* Start PROVIDED MATERIAL *
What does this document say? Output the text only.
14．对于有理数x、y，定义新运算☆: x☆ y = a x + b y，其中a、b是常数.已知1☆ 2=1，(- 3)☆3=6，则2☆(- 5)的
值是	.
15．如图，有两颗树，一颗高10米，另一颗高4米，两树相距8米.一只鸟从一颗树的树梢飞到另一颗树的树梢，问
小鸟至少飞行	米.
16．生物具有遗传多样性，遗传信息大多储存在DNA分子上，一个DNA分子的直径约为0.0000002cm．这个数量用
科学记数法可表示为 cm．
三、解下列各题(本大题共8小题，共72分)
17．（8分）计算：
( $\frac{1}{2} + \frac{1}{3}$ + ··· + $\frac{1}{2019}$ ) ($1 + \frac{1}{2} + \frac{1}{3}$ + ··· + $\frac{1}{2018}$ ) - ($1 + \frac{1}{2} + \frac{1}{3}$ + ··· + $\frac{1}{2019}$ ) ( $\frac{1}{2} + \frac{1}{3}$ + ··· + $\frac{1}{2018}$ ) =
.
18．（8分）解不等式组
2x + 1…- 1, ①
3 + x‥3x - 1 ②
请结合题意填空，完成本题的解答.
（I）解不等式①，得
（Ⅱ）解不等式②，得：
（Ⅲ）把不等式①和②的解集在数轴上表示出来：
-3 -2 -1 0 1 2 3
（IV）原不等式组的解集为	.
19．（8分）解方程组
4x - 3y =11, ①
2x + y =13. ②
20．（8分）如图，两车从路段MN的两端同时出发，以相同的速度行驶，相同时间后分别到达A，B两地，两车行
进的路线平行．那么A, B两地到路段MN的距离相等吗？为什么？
* End PROVIDED MATERIAL *
REQUIRED TASK >>
Reproduce each entry from the records above, character for character.

PROBLEM SOLUTION >>
What does this document say? Output the text only.
14．对于有理数x、y，定义新运算☆: x☆ y = a x + b y，其中a、b是常数.已知1☆ 2=1，(- 3)☆3=6，则2☆(- 5)的
值是	.
15．如图，有两颗树，一颗高10米，另一颗高4米，两树相距8米.一只鸟从一颗树的树梢飞到另一颗树的树梢，问
小鸟至少飞行	米.
16．生物具有遗传多样性，遗传信息大多储存在DNA分子上，一个DNA分子的直径约为0.0000002cm．这个数量用
科学记数法可表示为 cm．
三、解下列各题(本大题共8小题，共72分)
17．（8分）计算：
( $\frac{1}{2} + \frac{1}{3}$ + ··· + $\frac{1}{2019}$ ) ($1 + \frac{1}{2} + \frac{1}{3}$ + ··· + $\frac{1}{2018}$ ) - ($1 + \frac{1}{2} + \frac{1}{3}$ + ··· + $\frac{1}{2019}$ ) ( $\frac{1}{2} + \frac{1}{3}$ + ··· + $\frac{1}{2018}$ ) =
.
18．（8分）解不等式组
2x + 1…- 1, ①
3 + x‥3x - 1 ②
请结合题意填空，完成本题的解答.
（I）解不等式①，得
（Ⅱ）解不等式②，得：
（Ⅲ）把不等式①和②的解集在数轴上表示出来：
-3 -2 -1 0 1 2 3
（IV）原不等式组的解集为	.
19．（8分）解方程组
4x - 3y =11, ①
2x + y =13. ②
20．（8分）如图，两车从路段MN的两端同时出发，以相同的速度行驶，相同时间后分别到达A，B两地，两车行
进的路线平行．那么A, B两地到路段MN的距离相等吗？为什么？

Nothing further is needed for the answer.